DATASET EXTRACT start
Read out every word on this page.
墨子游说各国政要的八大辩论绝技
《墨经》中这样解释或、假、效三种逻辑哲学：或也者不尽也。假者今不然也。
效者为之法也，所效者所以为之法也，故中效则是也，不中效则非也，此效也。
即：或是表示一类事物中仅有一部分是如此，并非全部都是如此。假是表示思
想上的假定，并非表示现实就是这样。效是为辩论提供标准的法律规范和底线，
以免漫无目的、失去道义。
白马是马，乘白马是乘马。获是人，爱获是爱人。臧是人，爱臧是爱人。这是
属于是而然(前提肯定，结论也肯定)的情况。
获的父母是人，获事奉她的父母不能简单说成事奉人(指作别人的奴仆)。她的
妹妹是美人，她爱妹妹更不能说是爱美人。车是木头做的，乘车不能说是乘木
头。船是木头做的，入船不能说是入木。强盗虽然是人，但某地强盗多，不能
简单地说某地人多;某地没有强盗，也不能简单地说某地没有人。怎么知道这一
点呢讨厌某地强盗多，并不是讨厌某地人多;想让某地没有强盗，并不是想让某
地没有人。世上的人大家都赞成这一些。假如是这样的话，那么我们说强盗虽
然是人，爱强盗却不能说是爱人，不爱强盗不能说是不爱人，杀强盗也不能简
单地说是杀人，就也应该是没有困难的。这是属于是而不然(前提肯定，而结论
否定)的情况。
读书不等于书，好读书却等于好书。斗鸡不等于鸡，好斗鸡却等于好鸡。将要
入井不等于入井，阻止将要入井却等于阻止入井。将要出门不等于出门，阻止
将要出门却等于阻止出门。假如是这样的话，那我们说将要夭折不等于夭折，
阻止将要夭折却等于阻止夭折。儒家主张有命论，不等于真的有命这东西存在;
DATASET EXTRACT end
DATASET EXTRACT start
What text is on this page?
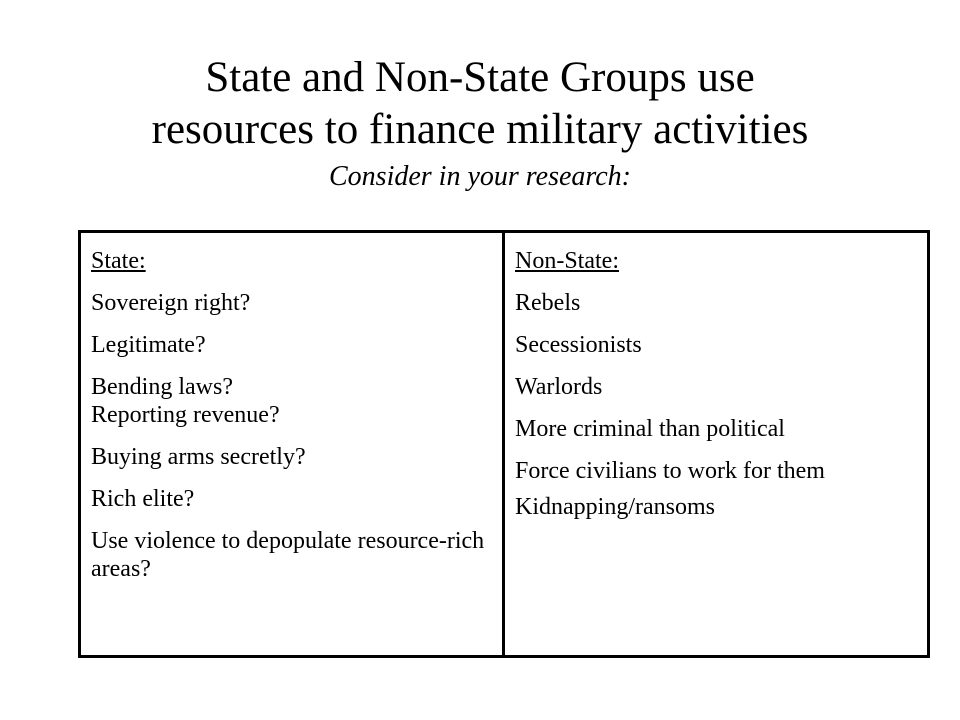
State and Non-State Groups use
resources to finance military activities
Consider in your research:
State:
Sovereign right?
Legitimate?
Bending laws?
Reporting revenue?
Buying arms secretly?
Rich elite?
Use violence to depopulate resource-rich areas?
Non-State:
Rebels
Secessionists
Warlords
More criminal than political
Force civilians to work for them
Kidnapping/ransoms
DATASET EXTRACT end
PROBLEM DETAILS ->
Every line of the records that includes the word "State" should be gathered.

ANSWER TO THE TASK ->
State and Non-State Groups use
State:
Non-State:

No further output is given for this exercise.